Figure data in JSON
------------------------------------------------------------

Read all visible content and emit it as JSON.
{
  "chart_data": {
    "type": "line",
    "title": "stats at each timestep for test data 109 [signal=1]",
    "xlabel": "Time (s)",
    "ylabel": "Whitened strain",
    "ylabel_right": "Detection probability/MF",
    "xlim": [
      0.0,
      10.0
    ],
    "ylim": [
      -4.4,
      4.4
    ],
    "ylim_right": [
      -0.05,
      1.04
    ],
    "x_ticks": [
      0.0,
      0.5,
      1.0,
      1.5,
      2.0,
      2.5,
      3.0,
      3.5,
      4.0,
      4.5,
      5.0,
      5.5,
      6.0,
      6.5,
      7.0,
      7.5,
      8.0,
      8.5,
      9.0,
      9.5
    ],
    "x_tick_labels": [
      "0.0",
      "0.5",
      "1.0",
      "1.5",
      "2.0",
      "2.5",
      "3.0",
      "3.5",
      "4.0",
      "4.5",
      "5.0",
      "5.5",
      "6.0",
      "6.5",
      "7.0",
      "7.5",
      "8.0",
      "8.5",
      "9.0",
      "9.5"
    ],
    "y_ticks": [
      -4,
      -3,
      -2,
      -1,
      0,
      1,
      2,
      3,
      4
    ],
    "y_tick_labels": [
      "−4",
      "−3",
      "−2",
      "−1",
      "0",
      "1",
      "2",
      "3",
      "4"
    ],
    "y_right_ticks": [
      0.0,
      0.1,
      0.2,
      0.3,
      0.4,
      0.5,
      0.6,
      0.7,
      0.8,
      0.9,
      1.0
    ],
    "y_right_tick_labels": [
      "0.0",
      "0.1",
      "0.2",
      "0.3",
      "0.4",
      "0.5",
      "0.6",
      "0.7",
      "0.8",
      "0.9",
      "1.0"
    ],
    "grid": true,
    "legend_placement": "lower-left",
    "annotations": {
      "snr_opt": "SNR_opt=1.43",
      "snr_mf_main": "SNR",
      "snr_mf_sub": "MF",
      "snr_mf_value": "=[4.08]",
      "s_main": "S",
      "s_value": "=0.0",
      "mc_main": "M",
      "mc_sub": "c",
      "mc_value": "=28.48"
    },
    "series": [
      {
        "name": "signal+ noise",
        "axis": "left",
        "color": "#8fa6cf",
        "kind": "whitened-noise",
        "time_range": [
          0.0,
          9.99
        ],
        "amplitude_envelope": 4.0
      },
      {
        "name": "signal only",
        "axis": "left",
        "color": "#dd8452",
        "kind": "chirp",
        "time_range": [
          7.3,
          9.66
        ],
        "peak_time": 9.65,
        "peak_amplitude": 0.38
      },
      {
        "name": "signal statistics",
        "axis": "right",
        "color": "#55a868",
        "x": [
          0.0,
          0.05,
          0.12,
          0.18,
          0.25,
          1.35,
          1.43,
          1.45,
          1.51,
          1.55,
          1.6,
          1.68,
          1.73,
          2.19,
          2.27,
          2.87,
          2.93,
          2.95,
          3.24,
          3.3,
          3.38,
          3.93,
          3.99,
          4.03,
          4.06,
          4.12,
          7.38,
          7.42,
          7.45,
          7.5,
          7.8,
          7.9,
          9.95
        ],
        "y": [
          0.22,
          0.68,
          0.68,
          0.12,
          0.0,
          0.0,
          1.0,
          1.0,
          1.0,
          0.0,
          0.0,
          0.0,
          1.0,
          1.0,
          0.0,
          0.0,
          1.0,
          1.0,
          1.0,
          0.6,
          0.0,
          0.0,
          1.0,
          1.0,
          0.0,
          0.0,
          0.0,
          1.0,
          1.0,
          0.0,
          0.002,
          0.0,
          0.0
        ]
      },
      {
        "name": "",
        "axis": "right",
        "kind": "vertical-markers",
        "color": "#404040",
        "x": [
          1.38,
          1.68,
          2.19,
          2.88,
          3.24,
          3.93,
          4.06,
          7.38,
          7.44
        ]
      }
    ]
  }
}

------------------------------------------------------------

▶ **Given exercise**
From the records above, please extract every line and repeat it exactly.

▶ **Result of the task**
Read all visible content and emit it as JSON.
{
  "chart_data": {
    "type": "line",
    "title": "stats at each timestep for test data 109 [signal=1]",
    "xlabel": "Time (s)",
    "ylabel": "Whitened strain",
    "ylabel_right": "Detection probability/MF",
    "xlim": [
      0.0,
      10.0
    ],
    "ylim": [
      -4.4,
      4.4
    ],
    "ylim_right": [
      -0.05,
      1.04
    ],
    "x_ticks": [
      0.0,
      0.5,
      1.0,
      1.5,
      2.0,
      2.5,
      3.0,
      3.5,
      4.0,
      4.5,
      5.0,
      5.5,
      6.0,
      6.5,
      7.0,
      7.5,
      8.0,
      8.5,
      9.0,
      9.5
    ],
    "x_tick_labels": [
      "0.0",
      "0.5",
      "1.0",
      "1.5",
      "2.0",
      "2.5",
      "3.0",
      "3.5",
      "4.0",
      "4.5",
      "5.0",
      "5.5",
      "6.0",
      "6.5",
      "7.0",
      "7.5",
      "8.0",
      "8.5",
      "9.0",
      "9.5"
    ],
    "y_ticks": [
      -4,
      -3,
      -2,
      -1,
      0,
      1,
      2,
      3,
      4
    ],
    "y_tick_labels": [
      "−4",
      "−3",
      "−2",
      "−1",
      "0",
      "1",
      "2",
      "3",
      "4"
    ],
    "y_right_ticks": [
      0.0,
      0.1,
      0.2,
      0.3,
      0.4,
      0.5,
      0.6,
      0.7,
      0.8,
      0.9,
      1.0
    ],
    "y_right_tick_labels": [
      "0.0",
      "0.1",
      "0.2",
      "0.3",
      "0.4",
      "0.5",
      "0.6",
      "0.7",
      "0.8",
      "0.9",
      "1.0"
    ],
    "grid": true,
    "legend_placement": "lower-left",
    "annotations": {
      "snr_opt": "SNR_opt=1.43",
      "snr_mf_main": "SNR",
      "snr_mf_sub": "MF",
      "snr_mf_value": "=[4.08]",
      "s_main": "S",
      "s_value": "=0.0",
      "mc_main": "M",
      "mc_sub": "c",
      "mc_value": "=28.48"
    },
    "series": [
      {
        "name": "signal+ noise",
        "axis": "left",
        "color": "#8fa6cf",
        "kind": "whitened-noise",
        "time_range": [
          0.0,
          9.99
        ],
        "amplitude_envelope": 4.0
      },
      {
        "name": "signal only",
        "axis": "left",
        "color": "#dd8452",
        "kind": "chirp",
        "time_range": [
          7.3,
          9.66
        ],
        "peak_time": 9.65,
        "peak_amplitude": 0.38
      },
      {
        "name": "signal statistics",
        "axis": "right",
        "color": "#55a868",
        "x": [
          0.0,
          0.05,
          0.12,
          0.18,
          0.25,
          1.35,
          1.43,
          1.45,
          1.51,
          1.55,
          1.6,
          1.68,
          1.73,
          2.19,
          2.27,
          2.87,
          2.93,
          2.95,
          3.24,
          3.3,
          3.38,
          3.93,
          3.99,
          4.03,
          4.06,
          4.12,
          7.38,
          7.42,
          7.45,
          7.5,
          7.8,
          7.9,
          9.95
        ],
        "y": [
          0.22,
          0.68,
          0.68,
          0.12,
          0.0,
          0.0,
          1.0,
          1.0,
          1.0,
          0.0,
          0.0,
          0.0,
          1.0,
          1.0,
          0.0,
          0.0,
          1.0,
          1.0,
          1.0,
          0.6,
          0.0,
          0.0,
          1.0,
          1.0,
          0.0,
          0.0,
          0.0,
          1.0,
          1.0,
          0.0,
          0.002,
          0.0,
          0.0
        ]
      },
      {
        "name": "",
        "axis": "right",
        "kind": "vertical-markers",
        "color": "#404040",
        "x": [
          1.38,
          1.68,
          2.19,
          2.88,
          3.24,
          3.93,
          4.06,
          7.38,
          7.44
        ]
      }
    ]
  }
}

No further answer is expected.